== Required work ==
In the entries, find all lines that hold the word "pink" and copy them.

──────

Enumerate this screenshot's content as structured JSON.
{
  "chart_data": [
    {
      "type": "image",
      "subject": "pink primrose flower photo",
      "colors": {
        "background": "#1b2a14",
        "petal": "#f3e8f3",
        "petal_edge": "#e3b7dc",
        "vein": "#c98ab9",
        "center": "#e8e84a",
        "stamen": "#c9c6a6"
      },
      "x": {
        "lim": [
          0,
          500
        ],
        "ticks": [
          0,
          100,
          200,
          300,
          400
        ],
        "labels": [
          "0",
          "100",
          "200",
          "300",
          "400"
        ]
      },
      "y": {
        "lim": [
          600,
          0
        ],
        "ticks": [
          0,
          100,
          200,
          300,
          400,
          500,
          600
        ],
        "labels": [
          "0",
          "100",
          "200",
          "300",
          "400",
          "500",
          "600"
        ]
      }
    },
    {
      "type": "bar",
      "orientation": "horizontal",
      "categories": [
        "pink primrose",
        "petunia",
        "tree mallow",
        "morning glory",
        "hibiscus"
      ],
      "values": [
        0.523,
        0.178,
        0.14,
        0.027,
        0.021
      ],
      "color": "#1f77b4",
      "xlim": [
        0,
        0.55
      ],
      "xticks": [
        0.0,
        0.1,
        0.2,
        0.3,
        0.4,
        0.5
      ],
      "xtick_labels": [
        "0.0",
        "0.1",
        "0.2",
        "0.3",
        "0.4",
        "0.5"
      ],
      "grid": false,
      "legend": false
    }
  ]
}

──────

== Solved exercise ==
      "subject": "pink primrose flower photo",
        "pink primrose",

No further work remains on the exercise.